Stored items from a collection
:::

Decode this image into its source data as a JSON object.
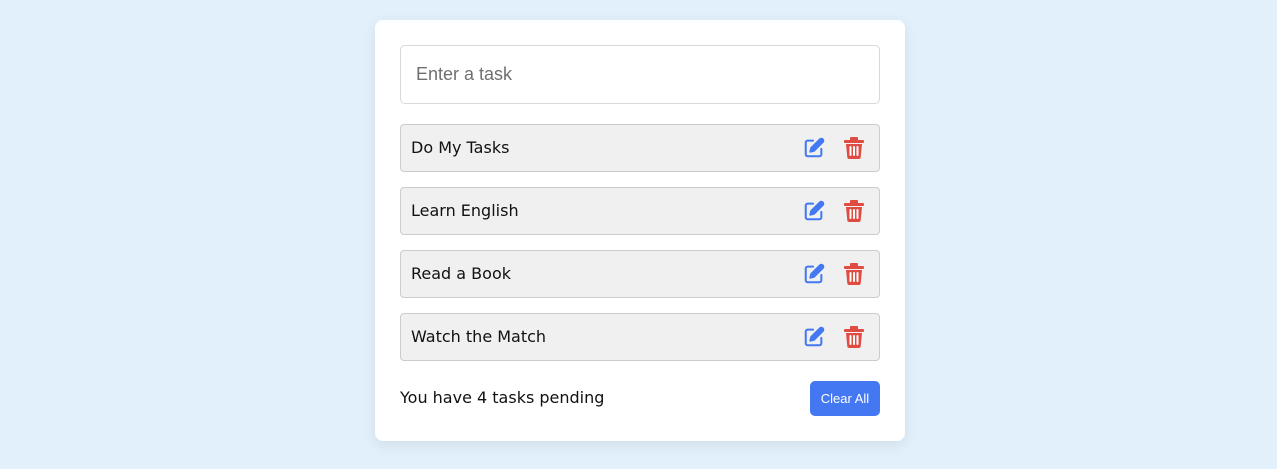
{
  "colors": {
    "page_background": "#e2f0fc",
    "card_background": "#ffffff",
    "edit_icon": "#4378f2",
    "delete_icon": "#e04b42",
    "button_accent": "#4378f2"
  },
  "input": {
    "placeholder": "Enter a task",
    "value": ""
  },
  "tasks": [
    {
      "text": "Do My Tasks",
      "edit_icon": "edit-icon",
      "delete_icon": "trash-icon"
    },
    {
      "text": "Learn English",
      "edit_icon": "edit-icon",
      "delete_icon": "trash-icon"
    },
    {
      "text": "Read a Book",
      "edit_icon": "edit-icon",
      "delete_icon": "trash-icon"
    },
    {
      "text": "Watch the Match",
      "edit_icon": "edit-icon",
      "delete_icon": "trash-icon"
    }
  ],
  "footer": {
    "pending_text": "You have 4 tasks pending",
    "clear_label": "Clear All"
  }
}
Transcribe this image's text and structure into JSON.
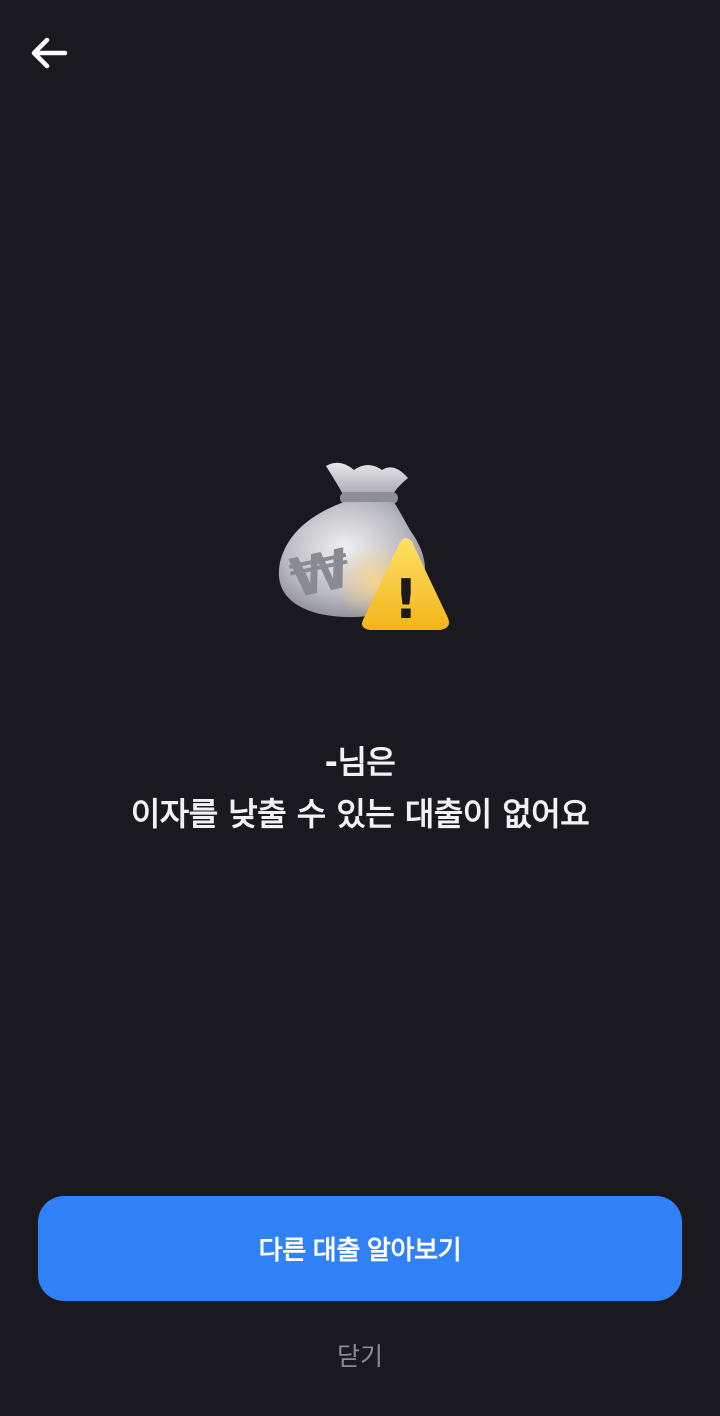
{
  "header": {
    "back_icon": "arrow-left-icon"
  },
  "illustration": {
    "icon": "money-bag-warning-icon",
    "currency_symbol": "₩",
    "warning_symbol": "!"
  },
  "message": {
    "line1": "-님은",
    "line2": "이자를 낮출 수 있는 대출이 없어요"
  },
  "actions": {
    "primary_label": "다른 대출 알아보기",
    "close_label": "닫기"
  },
  "colors": {
    "background": "#1a191f",
    "primary": "#3181f6",
    "text": "#f2f2f5",
    "muted": "#8b8b93",
    "warning": "#f7c52b"
  }
}
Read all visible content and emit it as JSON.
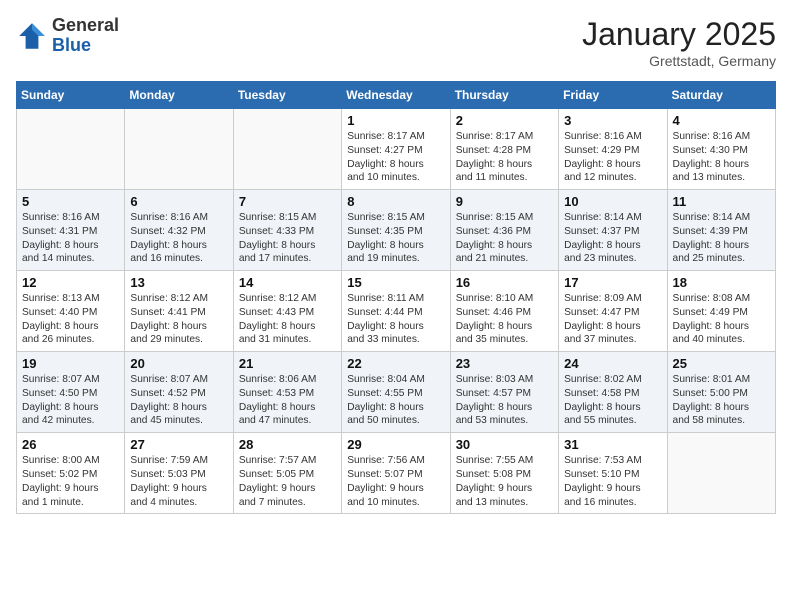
{
  "logo": {
    "general": "General",
    "blue": "Blue"
  },
  "title": {
    "month": "January 2025",
    "location": "Grettstadt, Germany"
  },
  "weekdays": [
    "Sunday",
    "Monday",
    "Tuesday",
    "Wednesday",
    "Thursday",
    "Friday",
    "Saturday"
  ],
  "weeks": [
    [
      {
        "num": "",
        "detail": ""
      },
      {
        "num": "",
        "detail": ""
      },
      {
        "num": "",
        "detail": ""
      },
      {
        "num": "1",
        "detail": "Sunrise: 8:17 AM\nSunset: 4:27 PM\nDaylight: 8 hours\nand 10 minutes."
      },
      {
        "num": "2",
        "detail": "Sunrise: 8:17 AM\nSunset: 4:28 PM\nDaylight: 8 hours\nand 11 minutes."
      },
      {
        "num": "3",
        "detail": "Sunrise: 8:16 AM\nSunset: 4:29 PM\nDaylight: 8 hours\nand 12 minutes."
      },
      {
        "num": "4",
        "detail": "Sunrise: 8:16 AM\nSunset: 4:30 PM\nDaylight: 8 hours\nand 13 minutes."
      }
    ],
    [
      {
        "num": "5",
        "detail": "Sunrise: 8:16 AM\nSunset: 4:31 PM\nDaylight: 8 hours\nand 14 minutes."
      },
      {
        "num": "6",
        "detail": "Sunrise: 8:16 AM\nSunset: 4:32 PM\nDaylight: 8 hours\nand 16 minutes."
      },
      {
        "num": "7",
        "detail": "Sunrise: 8:15 AM\nSunset: 4:33 PM\nDaylight: 8 hours\nand 17 minutes."
      },
      {
        "num": "8",
        "detail": "Sunrise: 8:15 AM\nSunset: 4:35 PM\nDaylight: 8 hours\nand 19 minutes."
      },
      {
        "num": "9",
        "detail": "Sunrise: 8:15 AM\nSunset: 4:36 PM\nDaylight: 8 hours\nand 21 minutes."
      },
      {
        "num": "10",
        "detail": "Sunrise: 8:14 AM\nSunset: 4:37 PM\nDaylight: 8 hours\nand 23 minutes."
      },
      {
        "num": "11",
        "detail": "Sunrise: 8:14 AM\nSunset: 4:39 PM\nDaylight: 8 hours\nand 25 minutes."
      }
    ],
    [
      {
        "num": "12",
        "detail": "Sunrise: 8:13 AM\nSunset: 4:40 PM\nDaylight: 8 hours\nand 26 minutes."
      },
      {
        "num": "13",
        "detail": "Sunrise: 8:12 AM\nSunset: 4:41 PM\nDaylight: 8 hours\nand 29 minutes."
      },
      {
        "num": "14",
        "detail": "Sunrise: 8:12 AM\nSunset: 4:43 PM\nDaylight: 8 hours\nand 31 minutes."
      },
      {
        "num": "15",
        "detail": "Sunrise: 8:11 AM\nSunset: 4:44 PM\nDaylight: 8 hours\nand 33 minutes."
      },
      {
        "num": "16",
        "detail": "Sunrise: 8:10 AM\nSunset: 4:46 PM\nDaylight: 8 hours\nand 35 minutes."
      },
      {
        "num": "17",
        "detail": "Sunrise: 8:09 AM\nSunset: 4:47 PM\nDaylight: 8 hours\nand 37 minutes."
      },
      {
        "num": "18",
        "detail": "Sunrise: 8:08 AM\nSunset: 4:49 PM\nDaylight: 8 hours\nand 40 minutes."
      }
    ],
    [
      {
        "num": "19",
        "detail": "Sunrise: 8:07 AM\nSunset: 4:50 PM\nDaylight: 8 hours\nand 42 minutes."
      },
      {
        "num": "20",
        "detail": "Sunrise: 8:07 AM\nSunset: 4:52 PM\nDaylight: 8 hours\nand 45 minutes."
      },
      {
        "num": "21",
        "detail": "Sunrise: 8:06 AM\nSunset: 4:53 PM\nDaylight: 8 hours\nand 47 minutes."
      },
      {
        "num": "22",
        "detail": "Sunrise: 8:04 AM\nSunset: 4:55 PM\nDaylight: 8 hours\nand 50 minutes."
      },
      {
        "num": "23",
        "detail": "Sunrise: 8:03 AM\nSunset: 4:57 PM\nDaylight: 8 hours\nand 53 minutes."
      },
      {
        "num": "24",
        "detail": "Sunrise: 8:02 AM\nSunset: 4:58 PM\nDaylight: 8 hours\nand 55 minutes."
      },
      {
        "num": "25",
        "detail": "Sunrise: 8:01 AM\nSunset: 5:00 PM\nDaylight: 8 hours\nand 58 minutes."
      }
    ],
    [
      {
        "num": "26",
        "detail": "Sunrise: 8:00 AM\nSunset: 5:02 PM\nDaylight: 9 hours\nand 1 minute."
      },
      {
        "num": "27",
        "detail": "Sunrise: 7:59 AM\nSunset: 5:03 PM\nDaylight: 9 hours\nand 4 minutes."
      },
      {
        "num": "28",
        "detail": "Sunrise: 7:57 AM\nSunset: 5:05 PM\nDaylight: 9 hours\nand 7 minutes."
      },
      {
        "num": "29",
        "detail": "Sunrise: 7:56 AM\nSunset: 5:07 PM\nDaylight: 9 hours\nand 10 minutes."
      },
      {
        "num": "30",
        "detail": "Sunrise: 7:55 AM\nSunset: 5:08 PM\nDaylight: 9 hours\nand 13 minutes."
      },
      {
        "num": "31",
        "detail": "Sunrise: 7:53 AM\nSunset: 5:10 PM\nDaylight: 9 hours\nand 16 minutes."
      },
      {
        "num": "",
        "detail": ""
      }
    ]
  ]
}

:::

Write out the whole listing exactly, and drop the pictures.

Decode this image into its source data as a JSON object.
{
  "colors": {
    "page_background": "#e2f0fc",
    "card_background": "#ffffff",
    "edit_icon": "#4378f2",
    "delete_icon": "#e04b42",
    "button_accent": "#4378f2"
  },
  "input": {
    "placeholder": "Enter a task",
    "value": ""
  },
  "tasks": [
    {
      "text": "Do My Tasks",
      "edit_icon": "edit-icon",
      "delete_icon": "trash-icon"
    },
    {
      "text": "Learn English",
      "edit_icon": "edit-icon",
      "delete_icon": "trash-icon"
    },
    {
      "text": "Read a Book",
      "edit_icon": "edit-icon",
      "delete_icon": "trash-icon"
    },
    {
      "text": "Watch the Match",
      "edit_icon": "edit-icon",
      "delete_icon": "trash-icon"
    }
  ],
  "footer": {
    "pending_text": "You have 4 tasks pending",
    "clear_label": "Clear All"
  }
}
Transcribe this image's text and structure into JSON.
{
  "header": {
    "back_icon": "arrow-left-icon"
  },
  "illustration": {
    "icon": "money-bag-warning-icon",
    "currency_symbol": "₩",
    "warning_symbol": "!"
  },
  "message": {
    "line1": "-님은",
    "line2": "이자를 낮출 수 있는 대출이 없어요"
  },
  "actions": {
    "primary_label": "다른 대출 알아보기",
    "close_label": "닫기"
  },
  "colors": {
    "background": "#1a191f",
    "primary": "#3181f6",
    "text": "#f2f2f5",
    "muted": "#8b8b93",
    "warning": "#f7c52b"
  }
}
Read all visible content and emit it as JSON.
{
  "logo": {
    "general": "General",
    "blue": "Blue"
  },
  "title": {
    "month": "January 2025",
    "location": "Grettstadt, Germany"
  },
  "weekdays": [
    "Sunday",
    "Monday",
    "Tuesday",
    "Wednesday",
    "Thursday",
    "Friday",
    "Saturday"
  ],
  "weeks": [
    [
      {
        "num": "",
        "detail": ""
      },
      {
        "num": "",
        "detail": ""
      },
      {
        "num": "",
        "detail": ""
      },
      {
        "num": "1",
        "detail": "Sunrise: 8:17 AM\nSunset: 4:27 PM\nDaylight: 8 hours\nand 10 minutes."
      },
      {
        "num": "2",
        "detail": "Sunrise: 8:17 AM\nSunset: 4:28 PM\nDaylight: 8 hours\nand 11 minutes."
      },
      {
        "num": "3",
        "detail": "Sunrise: 8:16 AM\nSunset: 4:29 PM\nDaylight: 8 hours\nand 12 minutes."
      },
      {
        "num": "4",
        "detail": "Sunrise: 8:16 AM\nSunset: 4:30 PM\nDaylight: 8 hours\nand 13 minutes."
      }
    ],
    [
      {
        "num": "5",
        "detail": "Sunrise: 8:16 AM\nSunset: 4:31 PM\nDaylight: 8 hours\nand 14 minutes."
      },
      {
        "num": "6",
        "detail": "Sunrise: 8:16 AM\nSunset: 4:32 PM\nDaylight: 8 hours\nand 16 minutes."
      },
      {
        "num": "7",
        "detail": "Sunrise: 8:15 AM\nSunset: 4:33 PM\nDaylight: 8 hours\nand 17 minutes."
      },
      {
        "num": "8",
        "detail": "Sunrise: 8:15 AM\nSunset: 4:35 PM\nDaylight: 8 hours\nand 19 minutes."
      },
      {
        "num": "9",
        "detail": "Sunrise: 8:15 AM\nSunset: 4:36 PM\nDaylight: 8 hours\nand 21 minutes."
      },
      {
        "num": "10",
        "detail": "Sunrise: 8:14 AM\nSunset: 4:37 PM\nDaylight: 8 hours\nand 23 minutes."
      },
      {
        "num": "11",
        "detail": "Sunrise: 8:14 AM\nSunset: 4:39 PM\nDaylight: 8 hours\nand 25 minutes."
      }
    ],
    [
      {
        "num": "12",
        "detail": "Sunrise: 8:13 AM\nSunset: 4:40 PM\nDaylight: 8 hours\nand 26 minutes."
      },
      {
        "num": "13",
        "detail": "Sunrise: 8:12 AM\nSunset: 4:41 PM\nDaylight: 8 hours\nand 29 minutes."
      },
      {
        "num": "14",
        "detail": "Sunrise: 8:12 AM\nSunset: 4:43 PM\nDaylight: 8 hours\nand 31 minutes."
      },
      {
        "num": "15",
        "detail": "Sunrise: 8:11 AM\nSunset: 4:44 PM\nDaylight: 8 hours\nand 33 minutes."
      },
      {
        "num": "16",
        "detail": "Sunrise: 8:10 AM\nSunset: 4:46 PM\nDaylight: 8 hours\nand 35 minutes."
      },
      {
        "num": "17",
        "detail": "Sunrise: 8:09 AM\nSunset: 4:47 PM\nDaylight: 8 hours\nand 37 minutes."
      },
      {
        "num": "18",
        "detail": "Sunrise: 8:08 AM\nSunset: 4:49 PM\nDaylight: 8 hours\nand 40 minutes."
      }
    ],
    [
      {
        "num": "19",
        "detail": "Sunrise: 8:07 AM\nSunset: 4:50 PM\nDaylight: 8 hours\nand 42 minutes."
      },
      {
        "num": "20",
        "detail": "Sunrise: 8:07 AM\nSunset: 4:52 PM\nDaylight: 8 hours\nand 45 minutes."
      },
      {
        "num": "21",
        "detail": "Sunrise: 8:06 AM\nSunset: 4:53 PM\nDaylight: 8 hours\nand 47 minutes."
      },
      {
        "num": "22",
        "detail": "Sunrise: 8:04 AM\nSunset: 4:55 PM\nDaylight: 8 hours\nand 50 minutes."
      },
      {
        "num": "23",
        "detail": "Sunrise: 8:03 AM\nSunset: 4:57 PM\nDaylight: 8 hours\nand 53 minutes."
      },
      {
        "num": "24",
        "detail": "Sunrise: 8:02 AM\nSunset: 4:58 PM\nDaylight: 8 hours\nand 55 minutes."
      },
      {
        "num": "25",
        "detail": "Sunrise: 8:01 AM\nSunset: 5:00 PM\nDaylight: 8 hours\nand 58 minutes."
      }
    ],
    [
      {
        "num": "26",
        "detail": "Sunrise: 8:00 AM\nSunset: 5:02 PM\nDaylight: 9 hours\nand 1 minute."
      },
      {
        "num": "27",
        "detail": "Sunrise: 7:59 AM\nSunset: 5:03 PM\nDaylight: 9 hours\nand 4 minutes."
      },
      {
        "num": "28",
        "detail": "Sunrise: 7:57 AM\nSunset: 5:05 PM\nDaylight: 9 hours\nand 7 minutes."
      },
      {
        "num": "29",
        "detail": "Sunrise: 7:56 AM\nSunset: 5:07 PM\nDaylight: 9 hours\nand 10 minutes."
      },
      {
        "num": "30",
        "detail": "Sunrise: 7:55 AM\nSunset: 5:08 PM\nDaylight: 9 hours\nand 13 minutes."
      },
      {
        "num": "31",
        "detail": "Sunrise: 7:53 AM\nSunset: 5:10 PM\nDaylight: 9 hours\nand 16 minutes."
      },
      {
        "num": "",
        "detail": ""
      }
    ]
  ]
}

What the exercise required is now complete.